### What you need to do
Pick out every line in the data below that holds "JSON".

### Given data
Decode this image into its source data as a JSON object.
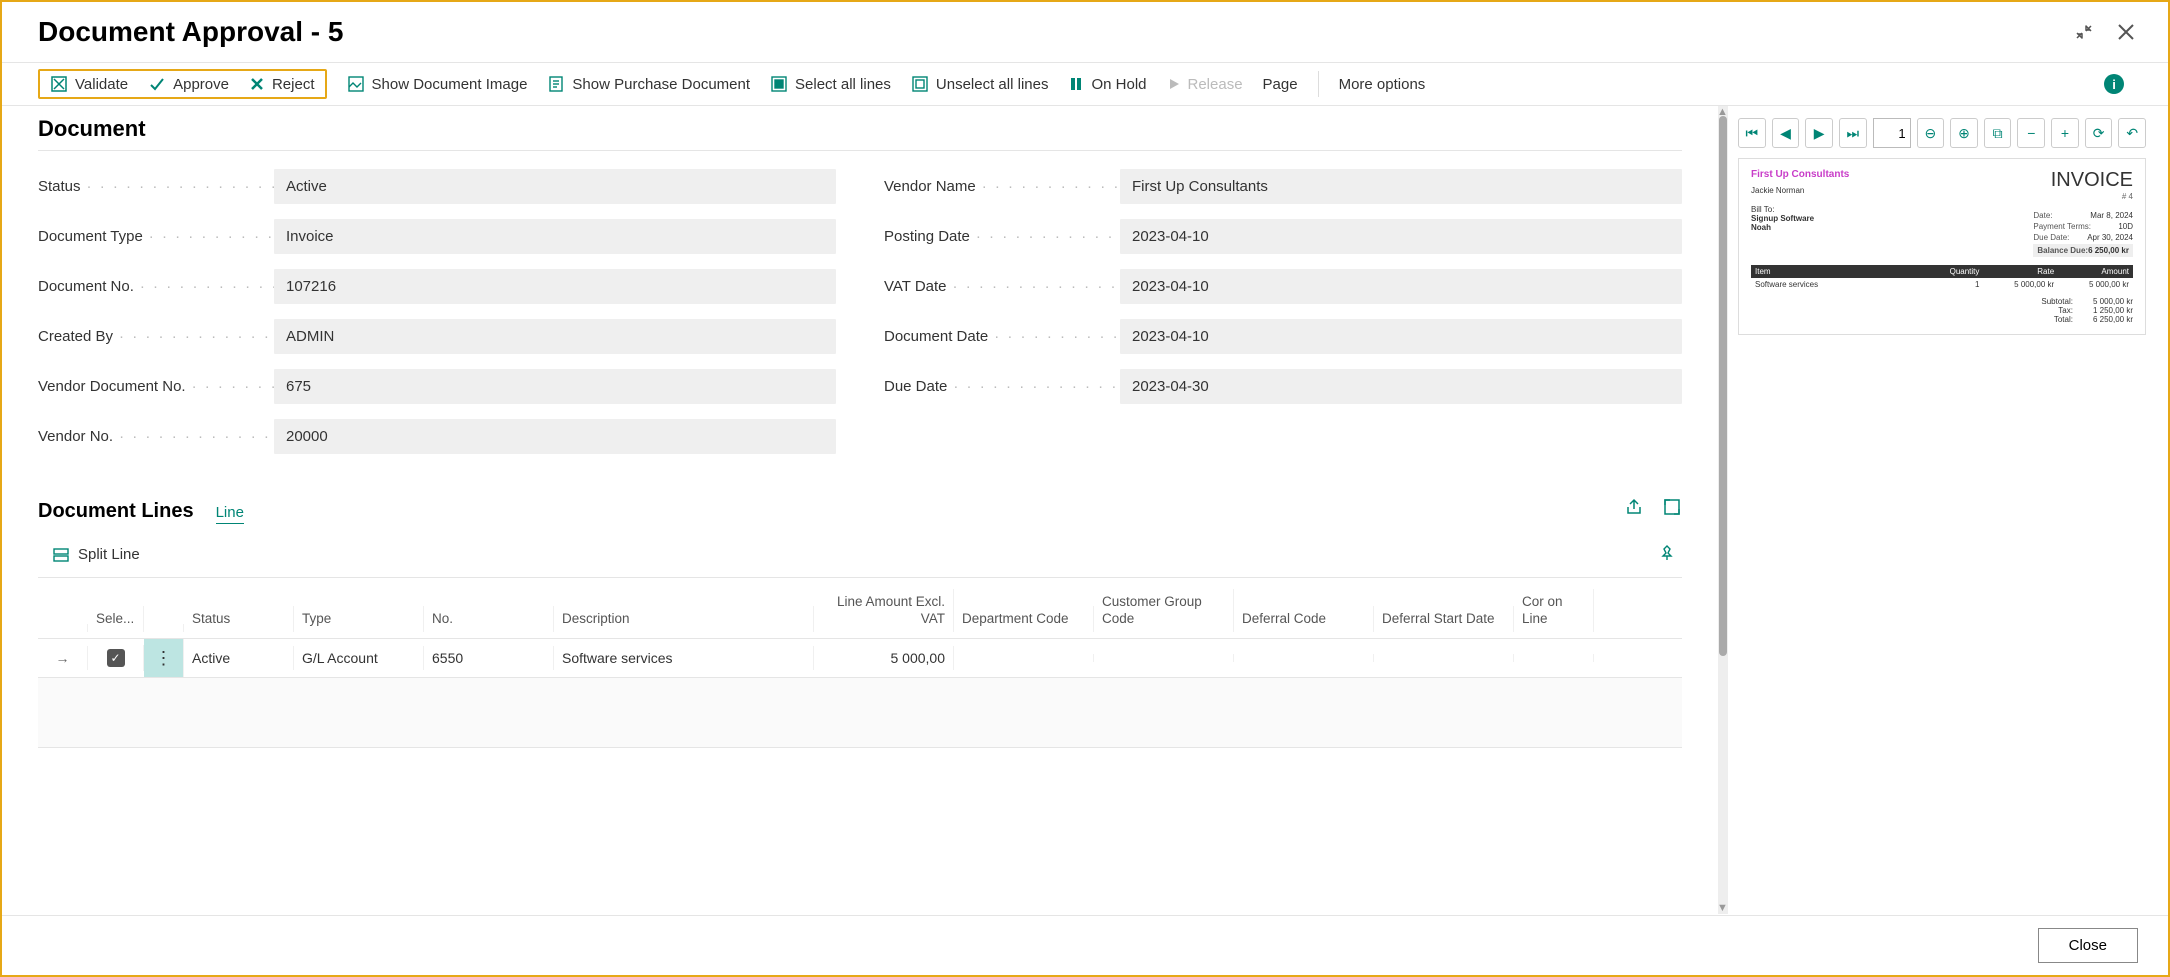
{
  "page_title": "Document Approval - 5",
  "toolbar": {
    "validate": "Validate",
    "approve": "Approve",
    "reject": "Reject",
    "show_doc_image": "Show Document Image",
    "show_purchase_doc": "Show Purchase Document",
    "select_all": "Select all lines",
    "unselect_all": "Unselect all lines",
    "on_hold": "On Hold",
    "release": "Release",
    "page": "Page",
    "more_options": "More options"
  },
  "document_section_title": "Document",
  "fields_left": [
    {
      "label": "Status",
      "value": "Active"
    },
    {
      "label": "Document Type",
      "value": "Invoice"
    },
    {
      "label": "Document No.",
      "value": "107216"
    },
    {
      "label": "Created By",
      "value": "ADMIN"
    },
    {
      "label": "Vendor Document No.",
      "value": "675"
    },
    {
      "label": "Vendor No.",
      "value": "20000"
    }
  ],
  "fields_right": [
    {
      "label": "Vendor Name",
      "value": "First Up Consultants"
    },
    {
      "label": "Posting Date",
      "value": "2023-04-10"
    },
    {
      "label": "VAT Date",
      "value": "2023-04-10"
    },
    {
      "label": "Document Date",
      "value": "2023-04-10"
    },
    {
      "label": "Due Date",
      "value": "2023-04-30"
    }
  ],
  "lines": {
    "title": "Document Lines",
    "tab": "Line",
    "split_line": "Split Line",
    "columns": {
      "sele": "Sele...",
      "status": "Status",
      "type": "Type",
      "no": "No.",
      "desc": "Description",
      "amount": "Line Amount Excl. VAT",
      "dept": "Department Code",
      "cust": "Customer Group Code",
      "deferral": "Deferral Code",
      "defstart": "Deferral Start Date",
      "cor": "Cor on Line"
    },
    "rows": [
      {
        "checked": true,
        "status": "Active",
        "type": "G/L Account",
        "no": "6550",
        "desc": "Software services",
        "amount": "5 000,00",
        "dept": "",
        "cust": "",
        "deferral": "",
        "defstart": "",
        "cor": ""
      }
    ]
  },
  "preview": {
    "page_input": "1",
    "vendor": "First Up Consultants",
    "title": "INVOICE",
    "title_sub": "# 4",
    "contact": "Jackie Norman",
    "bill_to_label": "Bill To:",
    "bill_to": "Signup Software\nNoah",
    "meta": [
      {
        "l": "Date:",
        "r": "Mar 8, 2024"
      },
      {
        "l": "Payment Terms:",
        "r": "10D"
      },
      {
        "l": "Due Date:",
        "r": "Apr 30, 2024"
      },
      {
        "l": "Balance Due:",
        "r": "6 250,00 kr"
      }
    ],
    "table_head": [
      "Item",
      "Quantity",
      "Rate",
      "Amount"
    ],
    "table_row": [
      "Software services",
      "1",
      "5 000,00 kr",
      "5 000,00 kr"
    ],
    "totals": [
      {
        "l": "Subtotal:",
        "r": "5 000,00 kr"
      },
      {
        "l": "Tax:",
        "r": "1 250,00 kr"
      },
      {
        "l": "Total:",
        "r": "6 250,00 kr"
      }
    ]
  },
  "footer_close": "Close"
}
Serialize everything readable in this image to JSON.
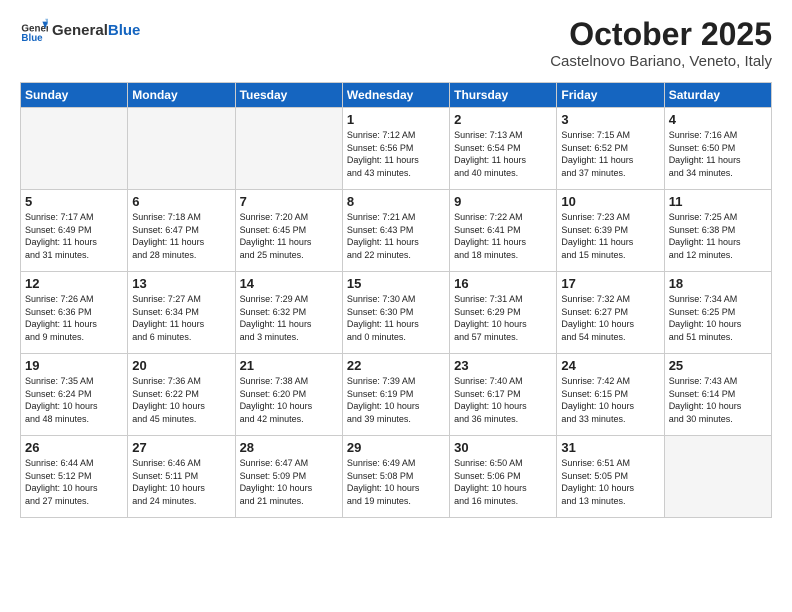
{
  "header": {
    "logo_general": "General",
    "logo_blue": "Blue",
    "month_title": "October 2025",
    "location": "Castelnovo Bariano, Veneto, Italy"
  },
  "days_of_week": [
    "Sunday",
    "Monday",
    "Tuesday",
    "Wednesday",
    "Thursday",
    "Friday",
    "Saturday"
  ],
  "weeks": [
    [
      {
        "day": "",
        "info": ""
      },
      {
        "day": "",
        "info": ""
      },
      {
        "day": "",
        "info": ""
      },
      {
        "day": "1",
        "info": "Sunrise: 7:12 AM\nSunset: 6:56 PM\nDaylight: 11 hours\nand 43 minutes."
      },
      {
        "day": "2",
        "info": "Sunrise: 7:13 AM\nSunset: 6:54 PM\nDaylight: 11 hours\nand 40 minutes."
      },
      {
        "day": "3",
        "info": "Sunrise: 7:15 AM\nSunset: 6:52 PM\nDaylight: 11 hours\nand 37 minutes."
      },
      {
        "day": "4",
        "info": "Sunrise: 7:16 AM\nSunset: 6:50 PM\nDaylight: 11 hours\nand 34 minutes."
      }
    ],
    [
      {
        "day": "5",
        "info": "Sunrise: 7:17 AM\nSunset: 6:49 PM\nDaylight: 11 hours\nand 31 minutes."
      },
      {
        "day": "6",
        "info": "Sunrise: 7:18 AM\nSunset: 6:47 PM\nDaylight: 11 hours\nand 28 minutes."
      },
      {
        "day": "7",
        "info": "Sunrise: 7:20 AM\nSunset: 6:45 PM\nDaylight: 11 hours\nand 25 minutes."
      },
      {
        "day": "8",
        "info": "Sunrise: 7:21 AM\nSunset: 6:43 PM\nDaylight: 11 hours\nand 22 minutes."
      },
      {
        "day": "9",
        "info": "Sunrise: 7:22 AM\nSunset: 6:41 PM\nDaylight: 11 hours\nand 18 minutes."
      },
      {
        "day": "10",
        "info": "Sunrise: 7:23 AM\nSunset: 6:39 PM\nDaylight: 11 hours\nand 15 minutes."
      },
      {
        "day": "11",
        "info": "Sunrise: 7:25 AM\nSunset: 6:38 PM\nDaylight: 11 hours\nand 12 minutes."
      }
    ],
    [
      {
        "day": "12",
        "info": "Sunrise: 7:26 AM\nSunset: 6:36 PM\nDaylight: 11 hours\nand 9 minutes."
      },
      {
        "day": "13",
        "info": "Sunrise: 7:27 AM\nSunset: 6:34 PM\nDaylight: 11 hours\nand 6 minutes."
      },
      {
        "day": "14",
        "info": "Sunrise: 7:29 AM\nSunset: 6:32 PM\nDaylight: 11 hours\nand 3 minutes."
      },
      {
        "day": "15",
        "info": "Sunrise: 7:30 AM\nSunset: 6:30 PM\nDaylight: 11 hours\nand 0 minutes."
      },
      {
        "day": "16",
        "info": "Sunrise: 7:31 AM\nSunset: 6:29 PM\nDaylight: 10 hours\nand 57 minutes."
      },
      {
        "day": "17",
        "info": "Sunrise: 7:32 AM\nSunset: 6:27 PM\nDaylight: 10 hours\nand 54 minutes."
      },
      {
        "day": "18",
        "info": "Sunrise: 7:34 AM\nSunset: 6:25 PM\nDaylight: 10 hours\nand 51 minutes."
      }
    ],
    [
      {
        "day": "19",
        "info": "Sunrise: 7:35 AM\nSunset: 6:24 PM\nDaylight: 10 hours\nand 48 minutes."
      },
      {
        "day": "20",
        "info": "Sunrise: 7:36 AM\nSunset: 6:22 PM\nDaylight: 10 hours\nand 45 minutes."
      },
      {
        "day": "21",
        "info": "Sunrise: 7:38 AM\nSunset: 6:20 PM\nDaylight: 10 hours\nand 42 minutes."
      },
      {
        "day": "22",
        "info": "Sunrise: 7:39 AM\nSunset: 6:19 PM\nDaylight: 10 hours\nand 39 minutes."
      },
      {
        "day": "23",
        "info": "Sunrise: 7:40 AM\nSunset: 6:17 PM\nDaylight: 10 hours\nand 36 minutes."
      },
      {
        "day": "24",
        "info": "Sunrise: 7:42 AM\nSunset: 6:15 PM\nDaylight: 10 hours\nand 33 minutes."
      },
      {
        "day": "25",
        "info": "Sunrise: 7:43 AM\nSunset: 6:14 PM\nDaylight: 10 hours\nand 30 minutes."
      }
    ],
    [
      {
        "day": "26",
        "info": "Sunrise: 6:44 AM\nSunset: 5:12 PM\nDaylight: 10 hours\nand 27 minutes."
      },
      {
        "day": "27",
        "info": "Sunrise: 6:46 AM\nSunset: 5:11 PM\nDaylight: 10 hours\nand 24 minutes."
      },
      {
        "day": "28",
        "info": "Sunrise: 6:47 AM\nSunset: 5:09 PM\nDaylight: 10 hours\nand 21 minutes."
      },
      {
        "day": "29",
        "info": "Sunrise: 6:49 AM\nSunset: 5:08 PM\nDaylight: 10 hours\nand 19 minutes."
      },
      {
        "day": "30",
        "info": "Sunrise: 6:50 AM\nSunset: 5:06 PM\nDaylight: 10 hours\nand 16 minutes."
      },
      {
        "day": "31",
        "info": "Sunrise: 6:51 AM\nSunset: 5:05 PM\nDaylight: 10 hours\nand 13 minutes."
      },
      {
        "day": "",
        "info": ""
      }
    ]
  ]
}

### Problem solution
Decode this image into its source data as a JSON object.
Serialize everything readable in this image to JSON.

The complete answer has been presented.